> _Short task_
Set down the full listing exactly, character for character.

> _The input_

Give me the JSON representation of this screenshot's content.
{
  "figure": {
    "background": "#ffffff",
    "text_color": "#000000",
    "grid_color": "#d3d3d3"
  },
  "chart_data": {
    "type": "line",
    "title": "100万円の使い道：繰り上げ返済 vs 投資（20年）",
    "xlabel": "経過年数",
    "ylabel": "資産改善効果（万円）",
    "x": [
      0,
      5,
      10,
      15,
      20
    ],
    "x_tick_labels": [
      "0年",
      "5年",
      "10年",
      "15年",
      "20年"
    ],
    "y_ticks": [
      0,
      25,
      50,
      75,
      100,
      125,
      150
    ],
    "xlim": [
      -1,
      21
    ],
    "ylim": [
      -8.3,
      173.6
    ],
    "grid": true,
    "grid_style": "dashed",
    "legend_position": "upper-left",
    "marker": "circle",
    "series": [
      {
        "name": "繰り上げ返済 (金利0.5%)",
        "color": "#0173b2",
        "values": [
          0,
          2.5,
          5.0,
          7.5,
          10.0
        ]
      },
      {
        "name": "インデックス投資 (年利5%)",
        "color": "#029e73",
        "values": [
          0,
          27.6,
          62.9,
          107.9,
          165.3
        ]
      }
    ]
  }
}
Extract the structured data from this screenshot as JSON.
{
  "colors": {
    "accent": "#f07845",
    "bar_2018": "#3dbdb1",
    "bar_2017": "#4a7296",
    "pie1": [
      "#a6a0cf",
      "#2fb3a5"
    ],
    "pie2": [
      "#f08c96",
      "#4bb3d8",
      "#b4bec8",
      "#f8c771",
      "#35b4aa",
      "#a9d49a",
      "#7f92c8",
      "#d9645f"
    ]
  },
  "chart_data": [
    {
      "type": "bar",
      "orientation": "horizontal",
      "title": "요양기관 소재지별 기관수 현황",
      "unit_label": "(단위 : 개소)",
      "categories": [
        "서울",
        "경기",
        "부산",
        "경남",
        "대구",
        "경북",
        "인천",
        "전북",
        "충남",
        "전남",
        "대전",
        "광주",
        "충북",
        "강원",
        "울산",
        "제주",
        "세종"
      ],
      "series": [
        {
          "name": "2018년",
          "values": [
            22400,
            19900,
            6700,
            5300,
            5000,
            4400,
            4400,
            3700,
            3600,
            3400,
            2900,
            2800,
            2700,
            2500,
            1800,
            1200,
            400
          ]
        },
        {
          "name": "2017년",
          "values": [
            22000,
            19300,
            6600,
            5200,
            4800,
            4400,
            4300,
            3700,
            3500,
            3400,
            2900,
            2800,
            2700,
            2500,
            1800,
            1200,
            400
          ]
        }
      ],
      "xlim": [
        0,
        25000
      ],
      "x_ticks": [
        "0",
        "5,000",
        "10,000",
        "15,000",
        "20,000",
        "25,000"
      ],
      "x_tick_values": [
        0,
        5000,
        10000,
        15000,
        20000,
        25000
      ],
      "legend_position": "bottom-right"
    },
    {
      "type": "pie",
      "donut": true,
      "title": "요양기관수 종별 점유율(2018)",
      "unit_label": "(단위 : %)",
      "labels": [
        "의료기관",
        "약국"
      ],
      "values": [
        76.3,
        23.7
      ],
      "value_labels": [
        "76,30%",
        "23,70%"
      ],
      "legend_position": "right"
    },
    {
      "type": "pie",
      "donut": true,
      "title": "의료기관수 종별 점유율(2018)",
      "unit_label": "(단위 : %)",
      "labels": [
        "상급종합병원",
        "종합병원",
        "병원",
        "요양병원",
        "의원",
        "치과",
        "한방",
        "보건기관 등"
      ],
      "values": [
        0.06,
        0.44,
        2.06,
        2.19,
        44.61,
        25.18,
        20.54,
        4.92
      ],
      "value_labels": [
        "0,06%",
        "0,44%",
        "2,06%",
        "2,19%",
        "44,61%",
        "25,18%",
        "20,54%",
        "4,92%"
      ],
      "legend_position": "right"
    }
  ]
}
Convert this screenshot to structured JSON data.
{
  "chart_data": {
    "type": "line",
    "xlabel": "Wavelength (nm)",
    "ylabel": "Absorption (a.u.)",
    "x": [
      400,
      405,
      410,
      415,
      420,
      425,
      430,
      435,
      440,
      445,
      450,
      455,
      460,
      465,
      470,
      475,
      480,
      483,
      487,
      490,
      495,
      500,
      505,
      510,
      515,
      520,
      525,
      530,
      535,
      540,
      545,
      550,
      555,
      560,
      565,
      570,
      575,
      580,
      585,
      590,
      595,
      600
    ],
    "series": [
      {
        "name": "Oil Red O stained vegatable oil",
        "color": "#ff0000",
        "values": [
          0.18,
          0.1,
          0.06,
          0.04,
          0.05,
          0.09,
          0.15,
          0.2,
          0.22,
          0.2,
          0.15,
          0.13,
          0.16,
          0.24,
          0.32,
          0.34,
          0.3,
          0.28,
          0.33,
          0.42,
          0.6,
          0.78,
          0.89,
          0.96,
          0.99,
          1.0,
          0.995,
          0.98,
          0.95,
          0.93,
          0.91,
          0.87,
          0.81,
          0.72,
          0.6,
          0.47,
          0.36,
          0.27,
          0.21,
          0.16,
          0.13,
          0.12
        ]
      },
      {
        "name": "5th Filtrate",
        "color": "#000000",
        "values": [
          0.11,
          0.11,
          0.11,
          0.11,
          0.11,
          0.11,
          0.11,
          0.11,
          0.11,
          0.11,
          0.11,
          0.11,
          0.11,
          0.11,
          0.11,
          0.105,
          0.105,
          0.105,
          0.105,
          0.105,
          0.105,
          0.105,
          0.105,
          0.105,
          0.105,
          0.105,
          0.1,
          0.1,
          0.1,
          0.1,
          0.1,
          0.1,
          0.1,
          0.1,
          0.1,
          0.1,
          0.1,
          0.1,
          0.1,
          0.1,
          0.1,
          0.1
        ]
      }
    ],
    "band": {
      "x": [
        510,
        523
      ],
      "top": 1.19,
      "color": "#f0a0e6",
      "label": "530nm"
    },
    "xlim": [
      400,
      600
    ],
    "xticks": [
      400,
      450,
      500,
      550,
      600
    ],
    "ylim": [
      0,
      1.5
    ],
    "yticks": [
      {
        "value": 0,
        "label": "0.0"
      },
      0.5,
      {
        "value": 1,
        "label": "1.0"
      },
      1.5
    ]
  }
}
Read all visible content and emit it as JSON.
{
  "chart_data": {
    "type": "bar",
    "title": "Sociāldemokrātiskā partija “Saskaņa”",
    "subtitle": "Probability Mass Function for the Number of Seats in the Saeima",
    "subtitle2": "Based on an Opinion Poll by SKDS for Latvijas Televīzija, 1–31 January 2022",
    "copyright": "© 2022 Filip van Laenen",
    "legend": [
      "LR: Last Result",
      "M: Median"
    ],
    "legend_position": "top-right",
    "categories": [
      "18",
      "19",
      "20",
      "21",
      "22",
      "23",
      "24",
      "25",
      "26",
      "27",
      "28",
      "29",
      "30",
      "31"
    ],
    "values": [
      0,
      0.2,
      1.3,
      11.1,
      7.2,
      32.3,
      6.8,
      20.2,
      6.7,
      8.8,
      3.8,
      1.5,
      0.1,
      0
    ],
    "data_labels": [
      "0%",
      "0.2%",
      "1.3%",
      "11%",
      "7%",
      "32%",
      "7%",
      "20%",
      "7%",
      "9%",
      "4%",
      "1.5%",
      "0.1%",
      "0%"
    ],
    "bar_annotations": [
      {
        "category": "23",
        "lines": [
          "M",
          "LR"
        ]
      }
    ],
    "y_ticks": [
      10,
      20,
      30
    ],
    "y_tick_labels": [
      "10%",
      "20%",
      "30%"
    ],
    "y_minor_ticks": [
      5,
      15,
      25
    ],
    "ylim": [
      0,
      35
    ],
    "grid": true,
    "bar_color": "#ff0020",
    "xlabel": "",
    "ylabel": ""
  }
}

> _Response for this exercise_
Give me the JSON representation of this screenshot's content.
{
  "figure": {
    "background": "#ffffff",
    "text_color": "#000000",
    "grid_color": "#d3d3d3"
  },
  "chart_data": {
    "type": "line",
    "title": "100万円の使い道：繰り上げ返済 vs 投資（20年）",
    "xlabel": "経過年数",
    "ylabel": "資産改善効果（万円）",
    "x": [
      0,
      5,
      10,
      15,
      20
    ],
    "x_tick_labels": [
      "0年",
      "5年",
      "10年",
      "15年",
      "20年"
    ],
    "y_ticks": [
      0,
      25,
      50,
      75,
      100,
      125,
      150
    ],
    "xlim": [
      -1,
      21
    ],
    "ylim": [
      -8.3,
      173.6
    ],
    "grid": true,
    "grid_style": "dashed",
    "legend_position": "upper-left",
    "marker": "circle",
    "series": [
      {
        "name": "繰り上げ返済 (金利0.5%)",
        "color": "#0173b2",
        "values": [
          0,
          2.5,
          5.0,
          7.5,
          10.0
        ]
      },
      {
        "name": "インデックス投資 (年利5%)",
        "color": "#029e73",
        "values": [
          0,
          27.6,
          62.9,
          107.9,
          165.3
        ]
      }
    ]
  }
}
Extract the structured data from this screenshot as JSON.
{
  "colors": {
    "accent": "#f07845",
    "bar_2018": "#3dbdb1",
    "bar_2017": "#4a7296",
    "pie1": [
      "#a6a0cf",
      "#2fb3a5"
    ],
    "pie2": [
      "#f08c96",
      "#4bb3d8",
      "#b4bec8",
      "#f8c771",
      "#35b4aa",
      "#a9d49a",
      "#7f92c8",
      "#d9645f"
    ]
  },
  "chart_data": [
    {
      "type": "bar",
      "orientation": "horizontal",
      "title": "요양기관 소재지별 기관수 현황",
      "unit_label": "(단위 : 개소)",
      "categories": [
        "서울",
        "경기",
        "부산",
        "경남",
        "대구",
        "경북",
        "인천",
        "전북",
        "충남",
        "전남",
        "대전",
        "광주",
        "충북",
        "강원",
        "울산",
        "제주",
        "세종"
      ],
      "series": [
        {
          "name": "2018년",
          "values": [
            22400,
            19900,
            6700,
            5300,
            5000,
            4400,
            4400,
            3700,
            3600,
            3400,
            2900,
            2800,
            2700,
            2500,
            1800,
            1200,
            400
          ]
        },
        {
          "name": "2017년",
          "values": [
            22000,
            19300,
            6600,
            5200,
            4800,
            4400,
            4300,
            3700,
            3500,
            3400,
            2900,
            2800,
            2700,
            2500,
            1800,
            1200,
            400
          ]
        }
      ],
      "xlim": [
        0,
        25000
      ],
      "x_ticks": [
        "0",
        "5,000",
        "10,000",
        "15,000",
        "20,000",
        "25,000"
      ],
      "x_tick_values": [
        0,
        5000,
        10000,
        15000,
        20000,
        25000
      ],
      "legend_position": "bottom-right"
    },
    {
      "type": "pie",
      "donut": true,
      "title": "요양기관수 종별 점유율(2018)",
      "unit_label": "(단위 : %)",
      "labels": [
        "의료기관",
        "약국"
      ],
      "values": [
        76.3,
        23.7
      ],
      "value_labels": [
        "76,30%",
        "23,70%"
      ],
      "legend_position": "right"
    },
    {
      "type": "pie",
      "donut": true,
      "title": "의료기관수 종별 점유율(2018)",
      "unit_label": "(단위 : %)",
      "labels": [
        "상급종합병원",
        "종합병원",
        "병원",
        "요양병원",
        "의원",
        "치과",
        "한방",
        "보건기관 등"
      ],
      "values": [
        0.06,
        0.44,
        2.06,
        2.19,
        44.61,
        25.18,
        20.54,
        4.92
      ],
      "value_labels": [
        "0,06%",
        "0,44%",
        "2,06%",
        "2,19%",
        "44,61%",
        "25,18%",
        "20,54%",
        "4,92%"
      ],
      "legend_position": "right"
    }
  ]
}
Convert this screenshot to structured JSON data.
{
  "chart_data": {
    "type": "line",
    "xlabel": "Wavelength (nm)",
    "ylabel": "Absorption (a.u.)",
    "x": [
      400,
      405,
      410,
      415,
      420,
      425,
      430,
      435,
      440,
      445,
      450,
      455,
      460,
      465,
      470,
      475,
      480,
      483,
      487,
      490,
      495,
      500,
      505,
      510,
      515,
      520,
      525,
      530,
      535,
      540,
      545,
      550,
      555,
      560,
      565,
      570,
      575,
      580,
      585,
      590,
      595,
      600
    ],
    "series": [
      {
        "name": "Oil Red O stained vegatable oil",
        "color": "#ff0000",
        "values": [
          0.18,
          0.1,
          0.06,
          0.04,
          0.05,
          0.09,
          0.15,
          0.2,
          0.22,
          0.2,
          0.15,
          0.13,
          0.16,
          0.24,
          0.32,
          0.34,
          0.3,
          0.28,
          0.33,
          0.42,
          0.6,
          0.78,
          0.89,
          0.96,
          0.99,
          1.0,
          0.995,
          0.98,
          0.95,
          0.93,
          0.91,
          0.87,
          0.81,
          0.72,
          0.6,
          0.47,
          0.36,
          0.27,
          0.21,
          0.16,
          0.13,
          0.12
        ]
      },
      {
        "name": "5th Filtrate",
        "color": "#000000",
        "values": [
          0.11,
          0.11,
          0.11,
          0.11,
          0.11,
          0.11,
          0.11,
          0.11,
          0.11,
          0.11,
          0.11,
          0.11,
          0.11,
          0.11,
          0.11,
          0.105,
          0.105,
          0.105,
          0.105,
          0.105,
          0.105,
          0.105,
          0.105,
          0.105,
          0.105,
          0.105,
          0.1,
          0.1,
          0.1,
          0.1,
          0.1,
          0.1,
          0.1,
          0.1,
          0.1,
          0.1,
          0.1,
          0.1,
          0.1,
          0.1,
          0.1,
          0.1
        ]
      }
    ],
    "band": {
      "x": [
        510,
        523
      ],
      "top": 1.19,
      "color": "#f0a0e6",
      "label": "530nm"
    },
    "xlim": [
      400,
      600
    ],
    "xticks": [
      400,
      450,
      500,
      550,
      600
    ],
    "ylim": [
      0,
      1.5
    ],
    "yticks": [
      {
        "value": 0,
        "label": "0.0"
      },
      0.5,
      {
        "value": 1,
        "label": "1.0"
      },
      1.5
    ]
  }
}
Read all visible content and emit it as JSON.
{
  "chart_data": {
    "type": "bar",
    "title": "Sociāldemokrātiskā partija “Saskaņa”",
    "subtitle": "Probability Mass Function for the Number of Seats in the Saeima",
    "subtitle2": "Based on an Opinion Poll by SKDS for Latvijas Televīzija, 1–31 January 2022",
    "copyright": "© 2022 Filip van Laenen",
    "legend": [
      "LR: Last Result",
      "M: Median"
    ],
    "legend_position": "top-right",
    "categories": [
      "18",
      "19",
      "20",
      "21",
      "22",
      "23",
      "24",
      "25",
      "26",
      "27",
      "28",
      "29",
      "30",
      "31"
    ],
    "values": [
      0,
      0.2,
      1.3,
      11.1,
      7.2,
      32.3,
      6.8,
      20.2,
      6.7,
      8.8,
      3.8,
      1.5,
      0.1,
      0
    ],
    "data_labels": [
      "0%",
      "0.2%",
      "1.3%",
      "11%",
      "7%",
      "32%",
      "7%",
      "20%",
      "7%",
      "9%",
      "4%",
      "1.5%",
      "0.1%",
      "0%"
    ],
    "bar_annotations": [
      {
        "category": "23",
        "lines": [
          "M",
          "LR"
        ]
      }
    ],
    "y_ticks": [
      10,
      20,
      30
    ],
    "y_tick_labels": [
      "10%",
      "20%",
      "30%"
    ],
    "y_minor_ticks": [
      5,
      15,
      25
    ],
    "ylim": [
      0,
      35
    ],
    "grid": true,
    "bar_color": "#ff0020",
    "xlabel": "",
    "ylabel": ""
  }
}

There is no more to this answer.